▶ _Stored records_:
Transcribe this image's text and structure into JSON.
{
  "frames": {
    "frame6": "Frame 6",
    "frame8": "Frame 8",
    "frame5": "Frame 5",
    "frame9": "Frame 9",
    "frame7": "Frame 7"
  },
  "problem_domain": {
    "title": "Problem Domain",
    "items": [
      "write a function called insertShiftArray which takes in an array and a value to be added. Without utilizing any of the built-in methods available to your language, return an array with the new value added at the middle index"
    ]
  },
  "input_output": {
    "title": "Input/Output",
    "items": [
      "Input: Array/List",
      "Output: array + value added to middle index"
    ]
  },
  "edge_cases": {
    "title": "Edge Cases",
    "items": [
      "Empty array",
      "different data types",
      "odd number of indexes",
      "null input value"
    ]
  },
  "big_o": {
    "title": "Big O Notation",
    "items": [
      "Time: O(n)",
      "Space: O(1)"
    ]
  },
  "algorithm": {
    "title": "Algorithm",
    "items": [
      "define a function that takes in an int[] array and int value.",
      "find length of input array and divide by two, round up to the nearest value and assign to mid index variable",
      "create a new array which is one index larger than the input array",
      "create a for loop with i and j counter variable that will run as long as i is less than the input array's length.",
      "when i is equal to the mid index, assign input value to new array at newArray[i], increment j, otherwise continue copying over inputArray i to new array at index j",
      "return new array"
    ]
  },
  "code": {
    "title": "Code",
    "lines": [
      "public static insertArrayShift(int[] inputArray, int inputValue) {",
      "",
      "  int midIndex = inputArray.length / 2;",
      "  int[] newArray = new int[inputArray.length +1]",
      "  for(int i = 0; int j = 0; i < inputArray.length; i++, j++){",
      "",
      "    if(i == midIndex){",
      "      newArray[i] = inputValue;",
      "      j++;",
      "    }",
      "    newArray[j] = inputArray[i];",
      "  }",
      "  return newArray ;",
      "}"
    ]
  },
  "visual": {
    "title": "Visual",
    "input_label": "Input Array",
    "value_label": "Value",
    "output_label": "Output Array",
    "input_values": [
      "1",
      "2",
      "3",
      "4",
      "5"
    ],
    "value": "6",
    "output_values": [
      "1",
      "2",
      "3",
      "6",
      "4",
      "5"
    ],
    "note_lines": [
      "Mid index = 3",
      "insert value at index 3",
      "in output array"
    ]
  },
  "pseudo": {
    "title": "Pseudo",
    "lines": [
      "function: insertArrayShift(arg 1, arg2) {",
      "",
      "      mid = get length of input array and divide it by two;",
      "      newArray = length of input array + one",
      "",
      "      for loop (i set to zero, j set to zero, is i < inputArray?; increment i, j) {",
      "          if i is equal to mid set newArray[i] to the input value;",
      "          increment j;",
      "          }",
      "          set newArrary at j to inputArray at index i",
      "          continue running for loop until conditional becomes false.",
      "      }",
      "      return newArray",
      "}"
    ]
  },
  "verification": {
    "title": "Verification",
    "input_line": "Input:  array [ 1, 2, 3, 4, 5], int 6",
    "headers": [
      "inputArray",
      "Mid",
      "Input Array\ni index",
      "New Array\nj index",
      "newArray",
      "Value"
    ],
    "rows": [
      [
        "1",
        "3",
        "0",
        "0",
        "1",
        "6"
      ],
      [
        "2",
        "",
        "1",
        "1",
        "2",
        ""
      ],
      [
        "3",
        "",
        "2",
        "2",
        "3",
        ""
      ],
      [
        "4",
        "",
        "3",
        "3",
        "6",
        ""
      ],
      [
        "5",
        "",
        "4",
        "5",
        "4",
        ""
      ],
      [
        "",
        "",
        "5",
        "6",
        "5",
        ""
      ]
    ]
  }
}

▶ _Task_: Copy every line from the records above that contains the word "takes".

▶ _Task answer_:
      "write a function called insertShiftArray which takes in an array and a value to be added. Without utilizing any of the built-in methods available to your language, return an array with the new value added at the middle index"
      "define a function that takes in an int[] array and int value.",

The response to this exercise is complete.